--- start of DATASET EXTRACT ---

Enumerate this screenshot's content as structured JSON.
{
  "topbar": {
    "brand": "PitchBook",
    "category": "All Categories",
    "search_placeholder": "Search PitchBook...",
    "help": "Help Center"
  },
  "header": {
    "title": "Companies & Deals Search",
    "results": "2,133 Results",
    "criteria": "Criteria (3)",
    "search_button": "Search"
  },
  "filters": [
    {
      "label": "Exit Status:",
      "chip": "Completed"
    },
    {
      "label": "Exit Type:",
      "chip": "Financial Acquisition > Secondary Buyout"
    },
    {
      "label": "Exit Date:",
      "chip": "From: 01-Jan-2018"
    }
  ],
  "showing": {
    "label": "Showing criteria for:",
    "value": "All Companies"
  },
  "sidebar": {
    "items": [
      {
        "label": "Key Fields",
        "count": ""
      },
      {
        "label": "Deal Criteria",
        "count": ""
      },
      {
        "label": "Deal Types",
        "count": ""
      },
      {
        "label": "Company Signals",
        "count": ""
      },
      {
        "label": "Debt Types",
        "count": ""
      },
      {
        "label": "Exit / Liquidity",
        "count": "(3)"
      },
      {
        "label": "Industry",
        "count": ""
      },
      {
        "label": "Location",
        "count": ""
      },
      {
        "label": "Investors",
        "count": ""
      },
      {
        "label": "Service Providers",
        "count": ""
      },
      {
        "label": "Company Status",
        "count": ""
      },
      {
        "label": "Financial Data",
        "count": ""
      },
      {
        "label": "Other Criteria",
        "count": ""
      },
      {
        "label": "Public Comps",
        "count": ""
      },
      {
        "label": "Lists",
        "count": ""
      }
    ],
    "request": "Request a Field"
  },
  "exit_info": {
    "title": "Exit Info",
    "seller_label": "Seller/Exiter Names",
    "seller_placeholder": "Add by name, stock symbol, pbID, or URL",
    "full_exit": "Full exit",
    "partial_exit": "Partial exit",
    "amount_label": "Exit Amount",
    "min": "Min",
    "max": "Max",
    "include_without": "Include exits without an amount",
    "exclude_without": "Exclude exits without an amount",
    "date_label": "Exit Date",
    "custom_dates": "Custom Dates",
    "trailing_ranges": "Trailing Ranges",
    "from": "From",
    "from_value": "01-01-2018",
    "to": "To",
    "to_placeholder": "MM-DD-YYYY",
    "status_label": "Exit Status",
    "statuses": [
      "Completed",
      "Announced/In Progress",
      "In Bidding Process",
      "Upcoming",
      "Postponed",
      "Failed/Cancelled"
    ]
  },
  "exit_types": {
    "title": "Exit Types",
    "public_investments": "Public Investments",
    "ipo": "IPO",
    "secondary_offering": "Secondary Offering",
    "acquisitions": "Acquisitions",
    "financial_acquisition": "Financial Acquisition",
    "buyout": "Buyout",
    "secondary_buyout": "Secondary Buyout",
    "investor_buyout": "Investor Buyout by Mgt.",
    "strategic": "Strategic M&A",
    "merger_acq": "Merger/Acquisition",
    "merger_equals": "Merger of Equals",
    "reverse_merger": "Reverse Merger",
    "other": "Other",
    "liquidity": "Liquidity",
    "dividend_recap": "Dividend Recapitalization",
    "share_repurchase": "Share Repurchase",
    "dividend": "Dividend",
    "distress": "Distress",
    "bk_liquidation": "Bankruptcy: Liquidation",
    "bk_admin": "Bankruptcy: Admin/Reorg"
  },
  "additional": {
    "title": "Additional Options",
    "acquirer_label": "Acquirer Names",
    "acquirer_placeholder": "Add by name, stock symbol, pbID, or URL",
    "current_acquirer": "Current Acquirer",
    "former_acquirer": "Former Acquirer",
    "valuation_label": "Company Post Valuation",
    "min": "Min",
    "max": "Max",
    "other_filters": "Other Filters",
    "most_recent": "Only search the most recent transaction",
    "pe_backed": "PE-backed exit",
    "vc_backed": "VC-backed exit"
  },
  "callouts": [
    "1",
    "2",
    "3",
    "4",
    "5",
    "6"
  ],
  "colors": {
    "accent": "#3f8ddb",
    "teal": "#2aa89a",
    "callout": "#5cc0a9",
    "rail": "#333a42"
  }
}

--- end of DATASET EXTRACT ---

#### [GOAL OF THE EXERCISE]
Lines that hold "pbID" are the ones to copy; find all of them.

#### [TASK ANSWER]
    "seller_placeholder": "Add by name, stock symbol, pbID, or URL",
    "acquirer_placeholder": "Add by name, stock symbol, pbID, or URL",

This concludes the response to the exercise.